**What you are asked to do:**
Count every line in the following entries where the word "smoothed" appears. Give the count alone.

**Supplied material:**
>> Start

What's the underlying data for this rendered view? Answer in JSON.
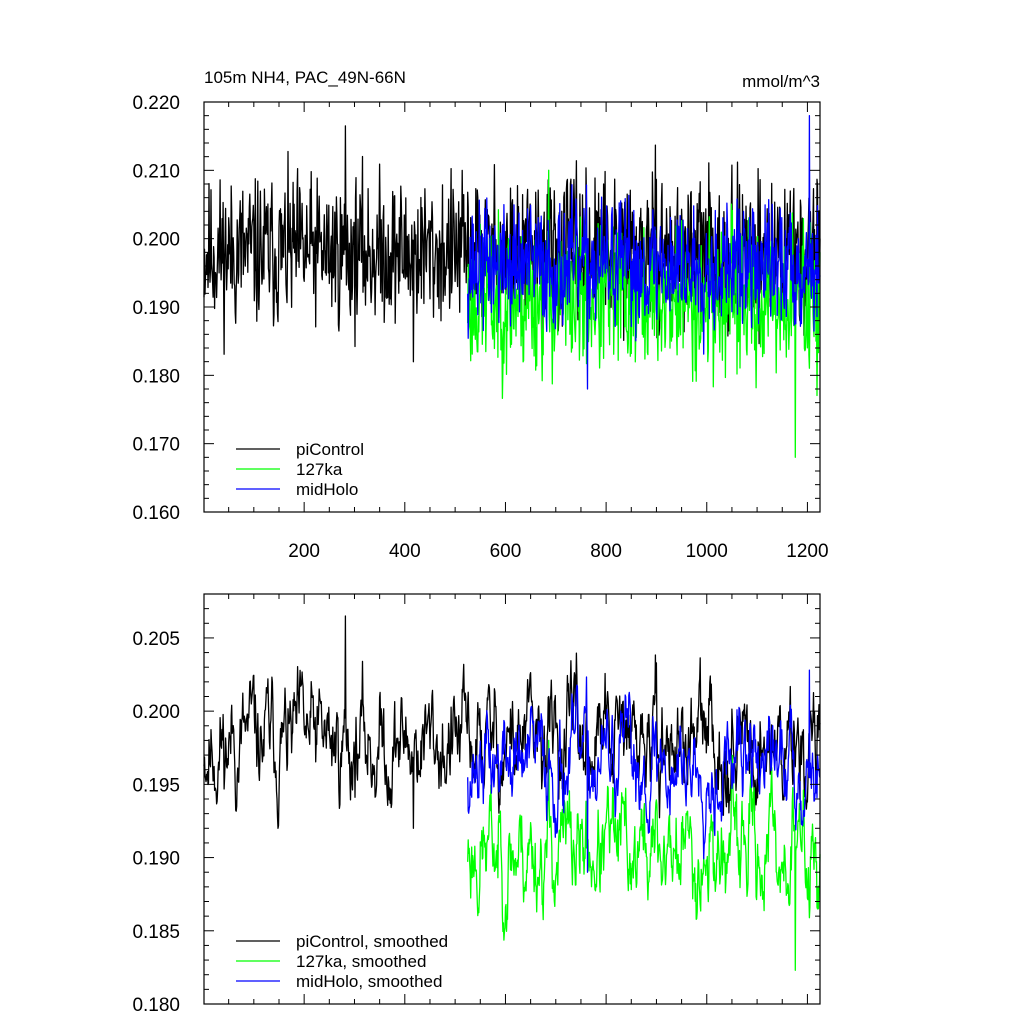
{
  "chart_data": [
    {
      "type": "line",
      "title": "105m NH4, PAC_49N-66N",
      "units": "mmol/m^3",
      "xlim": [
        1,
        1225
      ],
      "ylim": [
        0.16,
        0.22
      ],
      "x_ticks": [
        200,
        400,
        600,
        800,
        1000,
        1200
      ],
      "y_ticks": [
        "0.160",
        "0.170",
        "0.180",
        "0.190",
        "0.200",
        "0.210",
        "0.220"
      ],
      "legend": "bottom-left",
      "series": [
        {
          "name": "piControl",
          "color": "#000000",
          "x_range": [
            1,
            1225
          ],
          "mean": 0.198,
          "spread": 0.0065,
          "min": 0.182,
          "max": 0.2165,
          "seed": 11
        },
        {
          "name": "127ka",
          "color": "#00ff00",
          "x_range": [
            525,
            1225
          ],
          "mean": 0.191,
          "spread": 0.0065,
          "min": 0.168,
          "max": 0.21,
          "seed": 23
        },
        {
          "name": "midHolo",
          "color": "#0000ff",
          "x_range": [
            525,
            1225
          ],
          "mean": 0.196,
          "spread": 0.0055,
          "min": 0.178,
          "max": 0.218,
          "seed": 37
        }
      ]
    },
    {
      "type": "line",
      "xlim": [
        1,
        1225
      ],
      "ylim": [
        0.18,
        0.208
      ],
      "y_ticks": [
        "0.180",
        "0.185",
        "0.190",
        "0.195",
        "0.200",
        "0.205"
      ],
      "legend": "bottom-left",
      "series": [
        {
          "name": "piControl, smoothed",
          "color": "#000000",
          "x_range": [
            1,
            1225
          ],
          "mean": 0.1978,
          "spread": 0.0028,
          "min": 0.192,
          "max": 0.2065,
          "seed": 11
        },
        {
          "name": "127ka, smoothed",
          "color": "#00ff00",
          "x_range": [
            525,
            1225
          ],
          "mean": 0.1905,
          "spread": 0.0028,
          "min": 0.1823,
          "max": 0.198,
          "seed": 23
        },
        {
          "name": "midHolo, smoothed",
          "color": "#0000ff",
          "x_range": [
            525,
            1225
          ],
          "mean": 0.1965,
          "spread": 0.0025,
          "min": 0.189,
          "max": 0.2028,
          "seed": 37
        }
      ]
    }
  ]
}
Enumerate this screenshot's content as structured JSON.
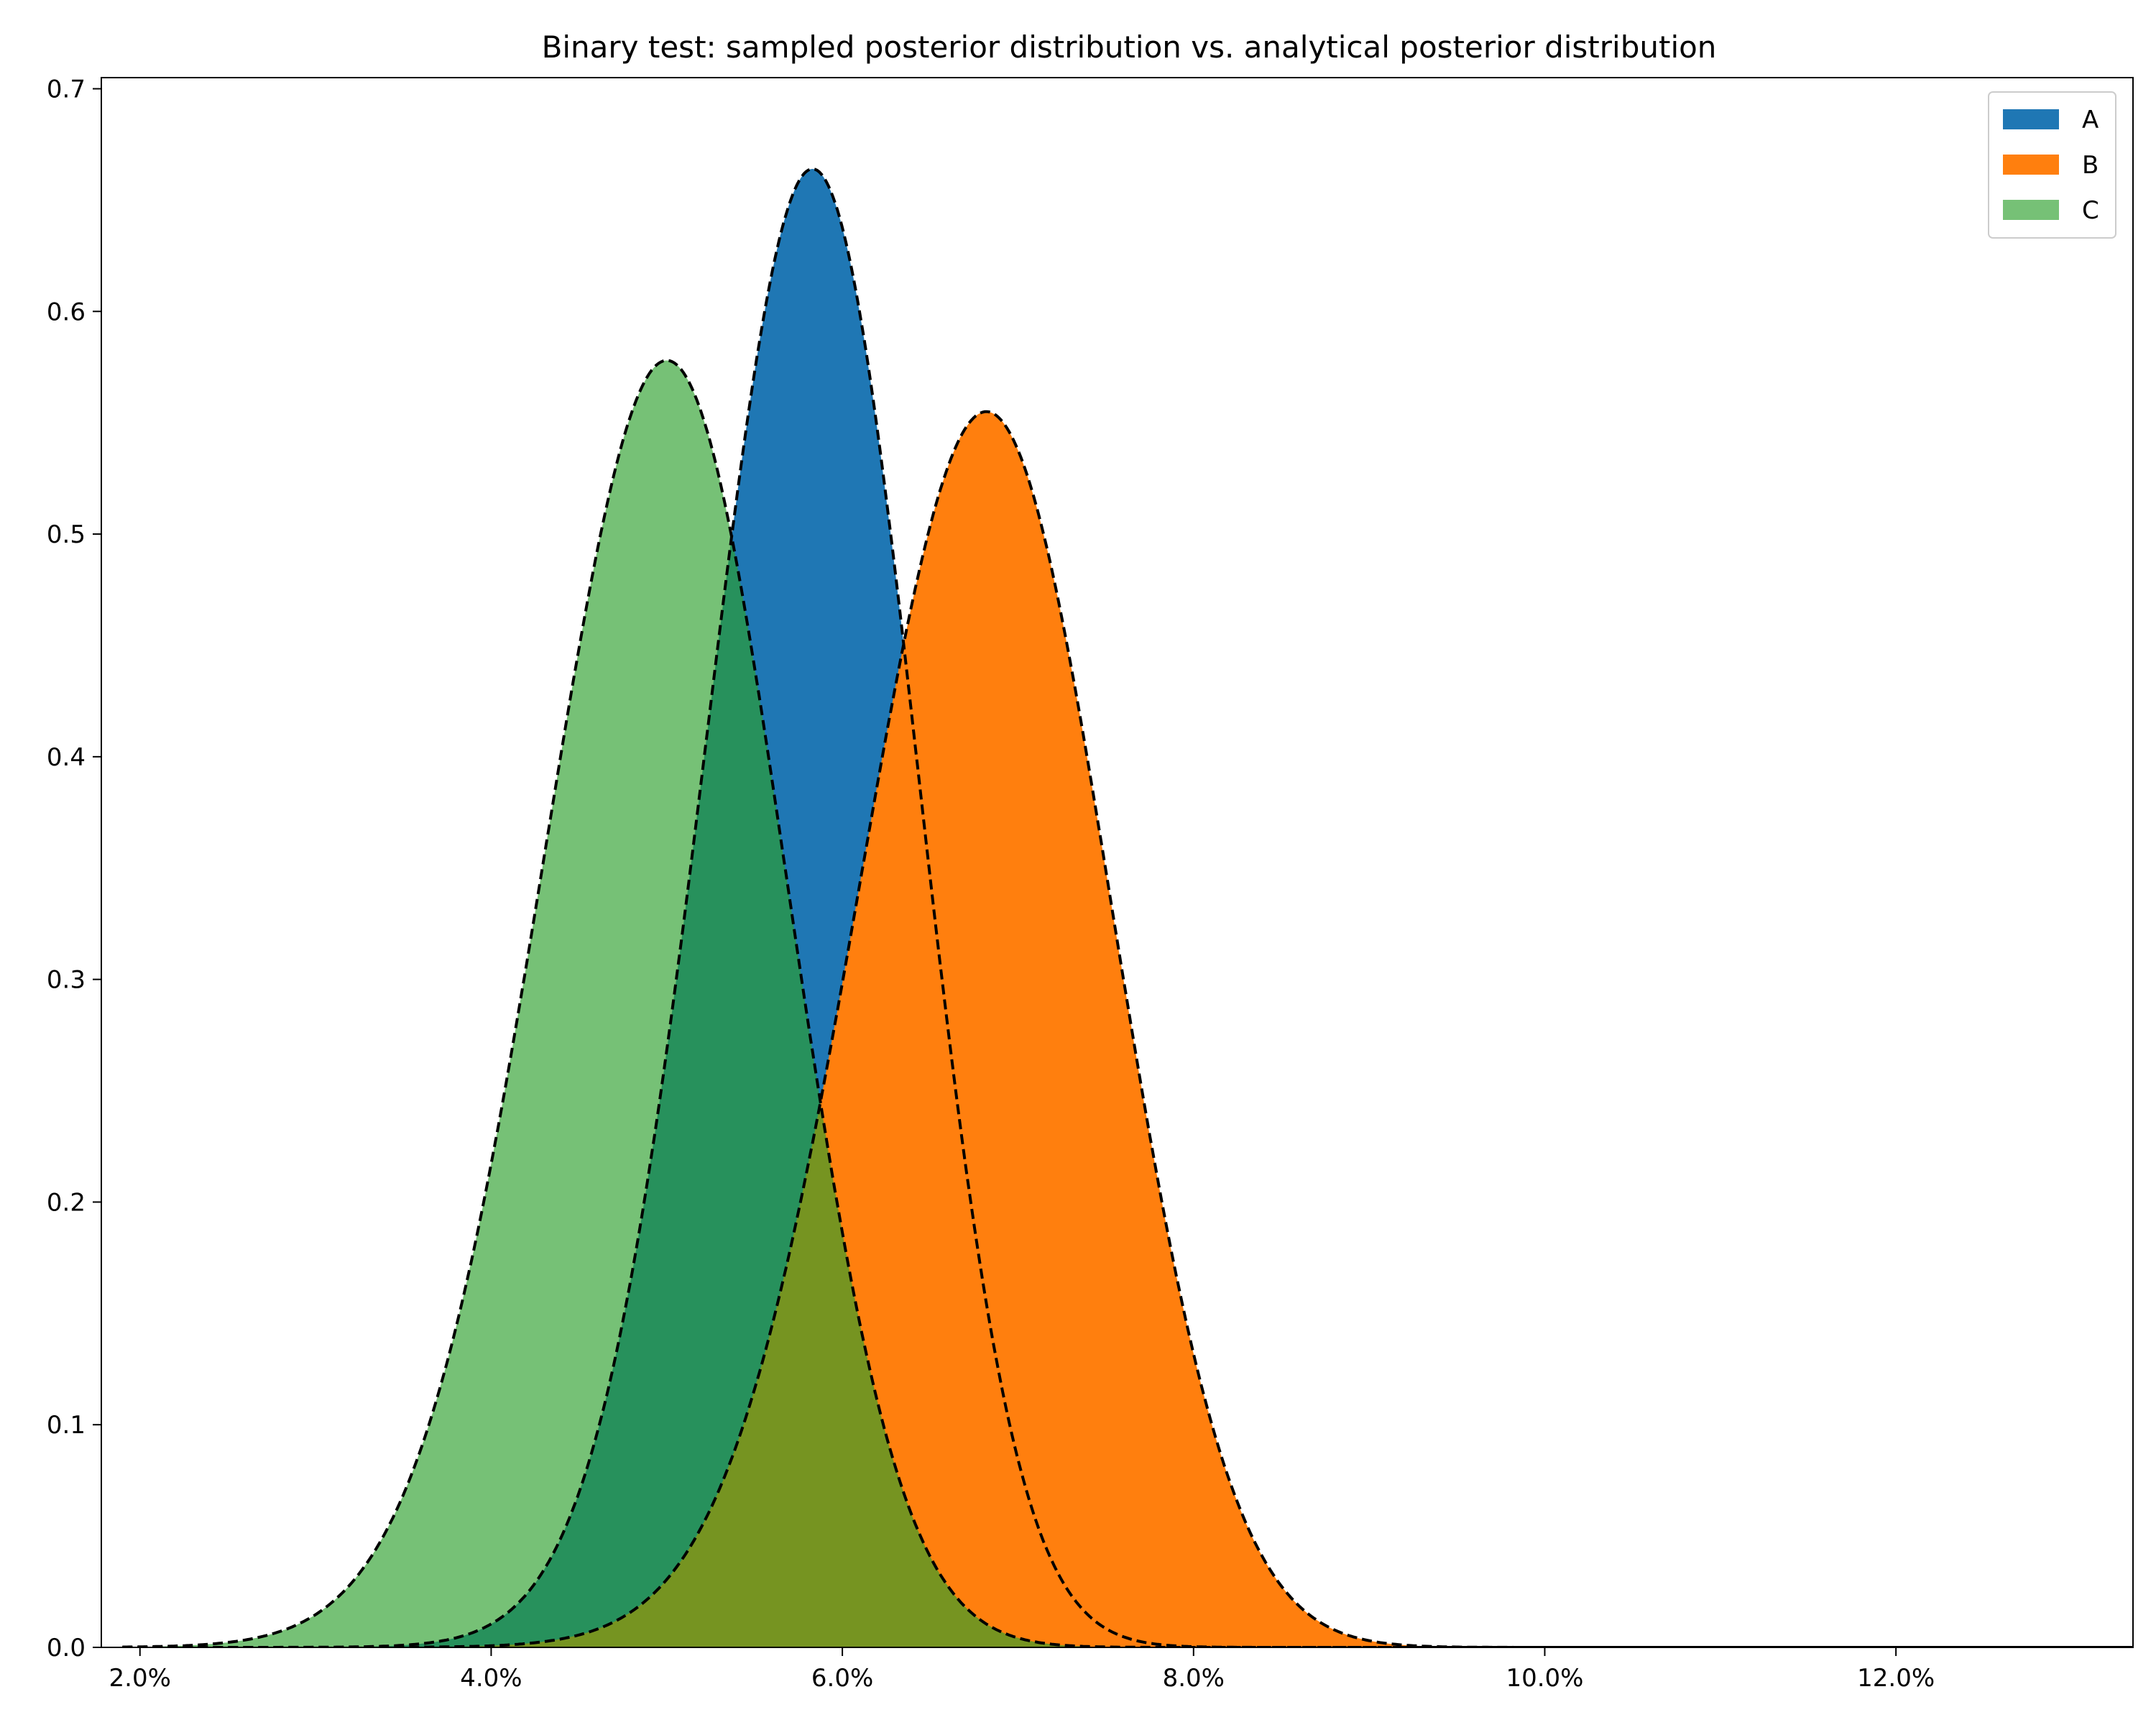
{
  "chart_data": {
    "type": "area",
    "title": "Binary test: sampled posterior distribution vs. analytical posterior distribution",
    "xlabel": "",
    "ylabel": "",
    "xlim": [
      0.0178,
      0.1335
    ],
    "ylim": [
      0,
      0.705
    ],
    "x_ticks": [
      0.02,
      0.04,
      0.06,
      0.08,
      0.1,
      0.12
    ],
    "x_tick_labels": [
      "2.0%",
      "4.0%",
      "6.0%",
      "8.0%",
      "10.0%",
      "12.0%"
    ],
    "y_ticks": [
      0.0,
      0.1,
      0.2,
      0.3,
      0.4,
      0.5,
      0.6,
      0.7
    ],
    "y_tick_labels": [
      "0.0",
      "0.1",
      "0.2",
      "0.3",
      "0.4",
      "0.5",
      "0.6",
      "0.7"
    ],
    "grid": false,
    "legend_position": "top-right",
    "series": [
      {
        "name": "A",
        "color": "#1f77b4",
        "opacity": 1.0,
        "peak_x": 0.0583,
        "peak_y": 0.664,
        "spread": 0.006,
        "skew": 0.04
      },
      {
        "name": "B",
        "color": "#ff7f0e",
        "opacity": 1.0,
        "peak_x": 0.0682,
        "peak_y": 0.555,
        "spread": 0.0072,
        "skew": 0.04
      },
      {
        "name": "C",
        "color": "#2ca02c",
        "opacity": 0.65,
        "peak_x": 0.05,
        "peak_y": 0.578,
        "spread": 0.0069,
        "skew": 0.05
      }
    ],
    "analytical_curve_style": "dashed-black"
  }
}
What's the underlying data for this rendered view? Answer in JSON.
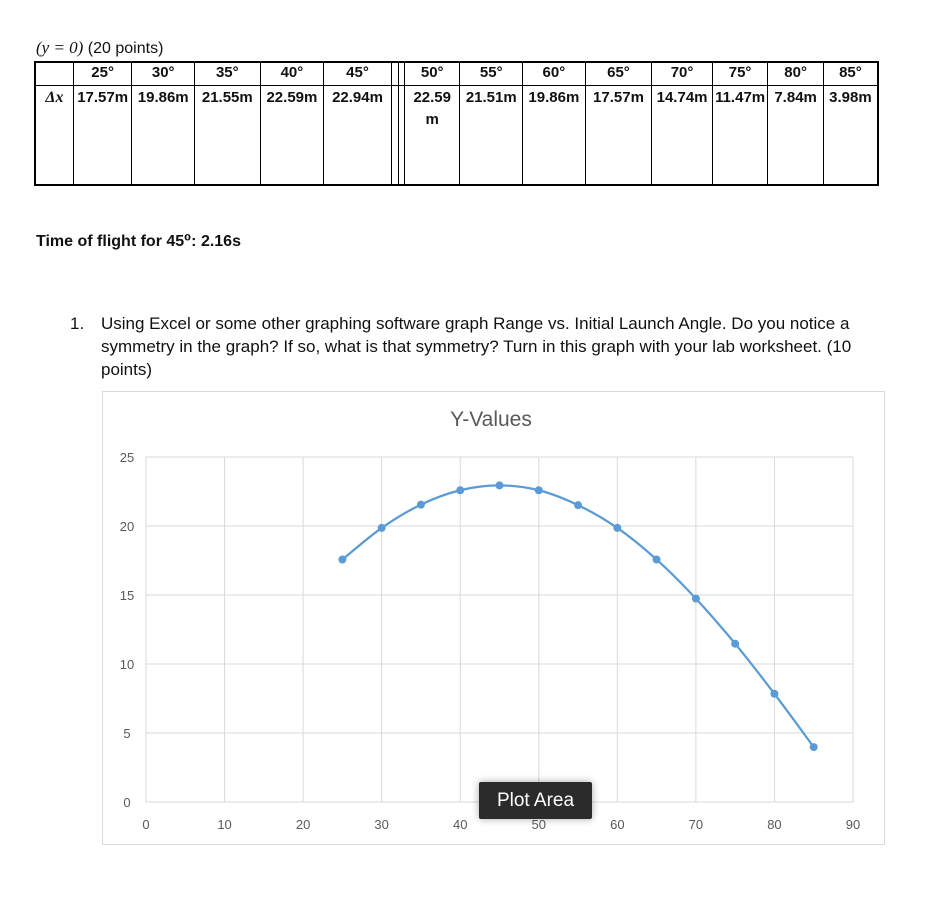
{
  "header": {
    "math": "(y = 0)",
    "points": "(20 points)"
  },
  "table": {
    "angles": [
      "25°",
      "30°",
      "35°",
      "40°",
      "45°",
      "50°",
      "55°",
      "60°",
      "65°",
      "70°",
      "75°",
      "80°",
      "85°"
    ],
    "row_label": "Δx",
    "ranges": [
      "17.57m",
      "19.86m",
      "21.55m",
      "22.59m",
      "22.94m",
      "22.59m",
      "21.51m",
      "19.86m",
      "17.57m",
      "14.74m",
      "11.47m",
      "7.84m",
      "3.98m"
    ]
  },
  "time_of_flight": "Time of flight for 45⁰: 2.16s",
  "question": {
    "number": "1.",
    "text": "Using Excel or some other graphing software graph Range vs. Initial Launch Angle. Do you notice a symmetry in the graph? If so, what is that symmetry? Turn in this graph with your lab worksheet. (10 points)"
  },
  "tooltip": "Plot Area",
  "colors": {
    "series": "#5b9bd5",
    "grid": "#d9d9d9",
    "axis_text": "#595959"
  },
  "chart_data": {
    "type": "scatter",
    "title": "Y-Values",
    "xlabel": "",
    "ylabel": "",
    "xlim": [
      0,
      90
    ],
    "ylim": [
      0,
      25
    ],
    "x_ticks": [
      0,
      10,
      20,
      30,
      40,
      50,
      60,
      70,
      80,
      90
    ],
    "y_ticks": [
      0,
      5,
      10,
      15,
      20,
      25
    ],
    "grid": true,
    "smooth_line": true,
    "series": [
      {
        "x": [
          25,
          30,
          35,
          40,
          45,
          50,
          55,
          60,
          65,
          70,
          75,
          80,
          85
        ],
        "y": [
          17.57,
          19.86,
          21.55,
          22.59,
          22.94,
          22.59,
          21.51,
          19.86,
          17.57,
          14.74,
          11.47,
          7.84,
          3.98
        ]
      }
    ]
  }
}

>> End

**Answer to the task:**
3